##### Given data
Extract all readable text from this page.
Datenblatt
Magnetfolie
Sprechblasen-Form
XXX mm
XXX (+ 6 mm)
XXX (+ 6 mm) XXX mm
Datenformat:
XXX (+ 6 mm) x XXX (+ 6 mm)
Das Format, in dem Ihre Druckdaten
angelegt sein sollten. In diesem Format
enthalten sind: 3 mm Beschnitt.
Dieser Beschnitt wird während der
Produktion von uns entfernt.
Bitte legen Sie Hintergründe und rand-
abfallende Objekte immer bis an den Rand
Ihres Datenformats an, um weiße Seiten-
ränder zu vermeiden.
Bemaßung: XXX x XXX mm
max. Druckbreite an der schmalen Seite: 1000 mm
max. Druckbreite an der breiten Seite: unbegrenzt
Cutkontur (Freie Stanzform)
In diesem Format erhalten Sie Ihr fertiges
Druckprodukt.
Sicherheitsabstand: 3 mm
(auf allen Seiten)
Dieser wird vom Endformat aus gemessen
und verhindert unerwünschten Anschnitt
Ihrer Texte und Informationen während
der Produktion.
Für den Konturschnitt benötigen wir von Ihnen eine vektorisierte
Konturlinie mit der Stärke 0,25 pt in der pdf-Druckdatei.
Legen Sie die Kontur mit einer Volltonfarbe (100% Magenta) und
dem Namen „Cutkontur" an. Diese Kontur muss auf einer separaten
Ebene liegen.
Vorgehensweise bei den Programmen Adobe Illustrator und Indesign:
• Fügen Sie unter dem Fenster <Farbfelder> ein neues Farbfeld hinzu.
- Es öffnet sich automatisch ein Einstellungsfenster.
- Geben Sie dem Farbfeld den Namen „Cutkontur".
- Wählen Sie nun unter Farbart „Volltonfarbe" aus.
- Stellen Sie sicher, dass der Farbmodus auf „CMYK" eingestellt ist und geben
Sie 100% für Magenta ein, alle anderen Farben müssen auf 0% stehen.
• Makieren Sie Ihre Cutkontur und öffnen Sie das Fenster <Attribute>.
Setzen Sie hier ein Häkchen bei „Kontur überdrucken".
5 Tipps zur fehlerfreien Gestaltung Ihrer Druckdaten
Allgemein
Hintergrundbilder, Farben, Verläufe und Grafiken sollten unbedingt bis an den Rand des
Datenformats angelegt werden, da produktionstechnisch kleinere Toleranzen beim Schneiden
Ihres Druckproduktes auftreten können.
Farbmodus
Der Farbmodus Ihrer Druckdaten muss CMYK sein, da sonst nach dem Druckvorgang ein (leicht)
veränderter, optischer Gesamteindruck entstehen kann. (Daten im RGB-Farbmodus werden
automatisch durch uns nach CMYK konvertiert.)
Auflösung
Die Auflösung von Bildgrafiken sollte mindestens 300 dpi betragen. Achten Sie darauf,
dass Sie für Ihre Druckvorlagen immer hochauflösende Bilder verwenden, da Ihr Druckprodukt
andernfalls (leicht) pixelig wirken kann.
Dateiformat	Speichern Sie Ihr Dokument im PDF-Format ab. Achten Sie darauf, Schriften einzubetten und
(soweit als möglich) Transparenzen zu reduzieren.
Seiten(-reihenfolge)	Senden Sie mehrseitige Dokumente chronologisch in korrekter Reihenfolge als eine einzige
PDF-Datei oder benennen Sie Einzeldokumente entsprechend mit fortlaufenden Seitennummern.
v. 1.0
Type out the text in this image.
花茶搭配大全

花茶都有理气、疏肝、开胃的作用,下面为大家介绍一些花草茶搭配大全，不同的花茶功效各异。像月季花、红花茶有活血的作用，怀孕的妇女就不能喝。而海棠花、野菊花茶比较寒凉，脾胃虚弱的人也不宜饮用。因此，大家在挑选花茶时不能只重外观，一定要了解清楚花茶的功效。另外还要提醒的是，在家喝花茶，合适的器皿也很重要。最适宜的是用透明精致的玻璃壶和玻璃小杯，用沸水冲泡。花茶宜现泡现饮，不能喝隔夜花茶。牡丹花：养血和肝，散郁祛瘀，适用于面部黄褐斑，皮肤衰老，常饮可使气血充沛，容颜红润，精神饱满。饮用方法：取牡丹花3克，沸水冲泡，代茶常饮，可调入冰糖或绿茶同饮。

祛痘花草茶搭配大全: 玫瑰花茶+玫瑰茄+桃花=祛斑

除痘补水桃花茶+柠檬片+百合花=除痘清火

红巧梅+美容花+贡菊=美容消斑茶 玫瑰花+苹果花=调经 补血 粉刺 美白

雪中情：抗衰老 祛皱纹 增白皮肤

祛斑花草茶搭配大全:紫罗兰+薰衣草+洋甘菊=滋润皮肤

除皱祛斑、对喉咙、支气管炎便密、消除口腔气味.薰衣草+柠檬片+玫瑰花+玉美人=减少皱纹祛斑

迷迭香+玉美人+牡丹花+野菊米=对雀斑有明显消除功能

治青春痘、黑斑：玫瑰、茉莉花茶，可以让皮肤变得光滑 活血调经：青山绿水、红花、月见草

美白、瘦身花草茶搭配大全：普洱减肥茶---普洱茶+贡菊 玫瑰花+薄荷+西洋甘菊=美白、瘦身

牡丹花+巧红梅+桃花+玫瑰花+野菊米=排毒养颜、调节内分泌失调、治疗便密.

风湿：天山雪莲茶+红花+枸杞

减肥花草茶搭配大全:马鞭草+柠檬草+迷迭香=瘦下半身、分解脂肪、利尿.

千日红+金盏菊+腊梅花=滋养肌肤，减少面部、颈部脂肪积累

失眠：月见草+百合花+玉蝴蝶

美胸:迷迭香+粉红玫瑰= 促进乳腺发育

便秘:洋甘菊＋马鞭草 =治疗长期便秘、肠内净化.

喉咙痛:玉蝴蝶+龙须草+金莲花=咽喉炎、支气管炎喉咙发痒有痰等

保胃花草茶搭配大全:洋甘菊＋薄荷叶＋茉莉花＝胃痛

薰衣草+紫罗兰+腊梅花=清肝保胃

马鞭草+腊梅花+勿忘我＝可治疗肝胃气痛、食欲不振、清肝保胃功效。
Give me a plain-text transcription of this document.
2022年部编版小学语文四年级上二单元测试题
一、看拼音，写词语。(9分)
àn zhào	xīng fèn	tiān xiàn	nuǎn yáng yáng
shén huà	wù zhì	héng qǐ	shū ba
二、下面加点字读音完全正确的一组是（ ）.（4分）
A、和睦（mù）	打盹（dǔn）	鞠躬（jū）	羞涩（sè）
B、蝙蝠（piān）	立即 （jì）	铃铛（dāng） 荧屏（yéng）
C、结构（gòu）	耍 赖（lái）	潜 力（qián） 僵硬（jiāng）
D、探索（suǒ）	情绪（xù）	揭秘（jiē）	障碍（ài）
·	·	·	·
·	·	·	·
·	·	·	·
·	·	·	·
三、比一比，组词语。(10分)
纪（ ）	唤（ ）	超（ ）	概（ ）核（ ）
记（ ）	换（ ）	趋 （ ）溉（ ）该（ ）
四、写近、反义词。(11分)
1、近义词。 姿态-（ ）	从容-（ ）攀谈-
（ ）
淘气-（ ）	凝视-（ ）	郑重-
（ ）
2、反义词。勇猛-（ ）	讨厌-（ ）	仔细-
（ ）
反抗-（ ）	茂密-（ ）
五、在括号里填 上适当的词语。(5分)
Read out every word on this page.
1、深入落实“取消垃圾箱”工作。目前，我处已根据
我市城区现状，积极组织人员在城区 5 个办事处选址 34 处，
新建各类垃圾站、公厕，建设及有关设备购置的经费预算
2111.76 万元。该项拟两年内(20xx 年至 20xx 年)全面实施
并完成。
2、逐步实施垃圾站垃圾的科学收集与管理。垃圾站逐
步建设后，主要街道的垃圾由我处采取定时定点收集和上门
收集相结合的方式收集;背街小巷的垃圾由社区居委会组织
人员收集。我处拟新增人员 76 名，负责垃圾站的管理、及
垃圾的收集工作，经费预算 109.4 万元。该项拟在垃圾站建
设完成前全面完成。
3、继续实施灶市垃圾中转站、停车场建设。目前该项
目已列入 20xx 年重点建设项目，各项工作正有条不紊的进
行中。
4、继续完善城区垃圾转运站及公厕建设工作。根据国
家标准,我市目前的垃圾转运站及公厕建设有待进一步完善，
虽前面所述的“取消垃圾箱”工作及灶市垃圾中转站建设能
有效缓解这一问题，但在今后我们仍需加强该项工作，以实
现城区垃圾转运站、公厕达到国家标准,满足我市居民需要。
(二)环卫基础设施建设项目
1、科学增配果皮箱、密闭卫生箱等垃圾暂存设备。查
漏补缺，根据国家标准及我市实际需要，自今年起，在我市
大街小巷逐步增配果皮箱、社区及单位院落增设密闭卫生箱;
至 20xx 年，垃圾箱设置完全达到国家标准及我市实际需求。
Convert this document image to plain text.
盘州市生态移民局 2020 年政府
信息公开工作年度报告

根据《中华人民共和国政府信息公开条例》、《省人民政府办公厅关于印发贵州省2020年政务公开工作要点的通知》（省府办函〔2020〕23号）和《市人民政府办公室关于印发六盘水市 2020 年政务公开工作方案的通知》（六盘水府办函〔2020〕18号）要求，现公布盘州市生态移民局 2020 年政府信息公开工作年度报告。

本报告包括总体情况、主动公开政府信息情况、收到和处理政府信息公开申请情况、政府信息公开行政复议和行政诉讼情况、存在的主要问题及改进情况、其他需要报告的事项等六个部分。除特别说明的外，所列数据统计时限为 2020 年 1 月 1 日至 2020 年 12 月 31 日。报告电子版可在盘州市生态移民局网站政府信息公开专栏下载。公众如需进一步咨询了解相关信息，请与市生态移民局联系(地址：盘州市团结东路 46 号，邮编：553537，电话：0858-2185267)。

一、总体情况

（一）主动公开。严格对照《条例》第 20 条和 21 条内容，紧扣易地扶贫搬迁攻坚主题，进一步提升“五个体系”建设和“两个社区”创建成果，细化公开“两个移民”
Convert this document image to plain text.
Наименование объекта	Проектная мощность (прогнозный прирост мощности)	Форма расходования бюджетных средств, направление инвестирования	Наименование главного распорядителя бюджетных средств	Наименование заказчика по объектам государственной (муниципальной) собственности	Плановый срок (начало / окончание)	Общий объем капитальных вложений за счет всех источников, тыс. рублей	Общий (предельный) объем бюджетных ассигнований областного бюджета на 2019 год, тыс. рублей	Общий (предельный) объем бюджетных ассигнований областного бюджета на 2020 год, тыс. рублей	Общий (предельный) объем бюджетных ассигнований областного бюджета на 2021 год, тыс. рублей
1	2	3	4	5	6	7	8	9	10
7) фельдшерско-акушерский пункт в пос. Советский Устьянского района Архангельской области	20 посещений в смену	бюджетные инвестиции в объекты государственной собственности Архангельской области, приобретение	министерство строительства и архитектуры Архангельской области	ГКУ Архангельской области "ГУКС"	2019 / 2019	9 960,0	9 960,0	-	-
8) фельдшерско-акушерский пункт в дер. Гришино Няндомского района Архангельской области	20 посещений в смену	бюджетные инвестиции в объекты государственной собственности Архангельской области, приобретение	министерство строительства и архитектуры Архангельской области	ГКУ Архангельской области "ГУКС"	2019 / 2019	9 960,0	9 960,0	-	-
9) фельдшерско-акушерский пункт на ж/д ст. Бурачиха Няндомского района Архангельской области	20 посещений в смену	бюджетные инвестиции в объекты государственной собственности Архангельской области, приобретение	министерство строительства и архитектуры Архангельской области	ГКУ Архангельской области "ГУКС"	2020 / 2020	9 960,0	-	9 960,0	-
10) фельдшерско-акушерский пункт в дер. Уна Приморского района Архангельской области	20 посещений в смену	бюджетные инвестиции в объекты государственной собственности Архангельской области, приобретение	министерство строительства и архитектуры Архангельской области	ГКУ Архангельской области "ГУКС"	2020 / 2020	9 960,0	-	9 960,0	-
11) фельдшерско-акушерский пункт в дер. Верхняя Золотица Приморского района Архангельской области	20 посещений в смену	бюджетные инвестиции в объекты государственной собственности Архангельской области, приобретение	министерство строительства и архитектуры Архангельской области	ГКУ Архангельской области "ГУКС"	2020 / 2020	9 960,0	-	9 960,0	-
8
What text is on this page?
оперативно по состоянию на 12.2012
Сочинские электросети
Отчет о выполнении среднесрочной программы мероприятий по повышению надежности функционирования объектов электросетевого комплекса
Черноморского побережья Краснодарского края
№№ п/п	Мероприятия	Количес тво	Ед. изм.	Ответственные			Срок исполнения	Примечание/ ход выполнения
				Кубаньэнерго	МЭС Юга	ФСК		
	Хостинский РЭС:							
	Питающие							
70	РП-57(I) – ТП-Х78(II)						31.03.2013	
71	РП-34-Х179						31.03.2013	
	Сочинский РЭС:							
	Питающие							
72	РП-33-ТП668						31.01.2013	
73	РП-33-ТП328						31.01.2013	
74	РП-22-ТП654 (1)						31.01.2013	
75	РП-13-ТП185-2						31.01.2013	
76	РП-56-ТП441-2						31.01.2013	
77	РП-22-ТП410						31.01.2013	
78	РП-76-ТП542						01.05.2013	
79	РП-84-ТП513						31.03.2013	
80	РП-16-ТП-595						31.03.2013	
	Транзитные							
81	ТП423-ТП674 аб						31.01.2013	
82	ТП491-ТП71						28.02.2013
##########
§ **Task directions**
Pull out all lines from the entries above that include the word "darauf".

§ **Solution to this exercise**
Die Auflösung von Bildgrafiken sollte mindestens 300 dpi betragen. Achten Sie darauf,
Dateiformat	Speichern Sie Ihr Dokument im PDF-Format ab. Achten Sie darauf, Schriften einzubetten und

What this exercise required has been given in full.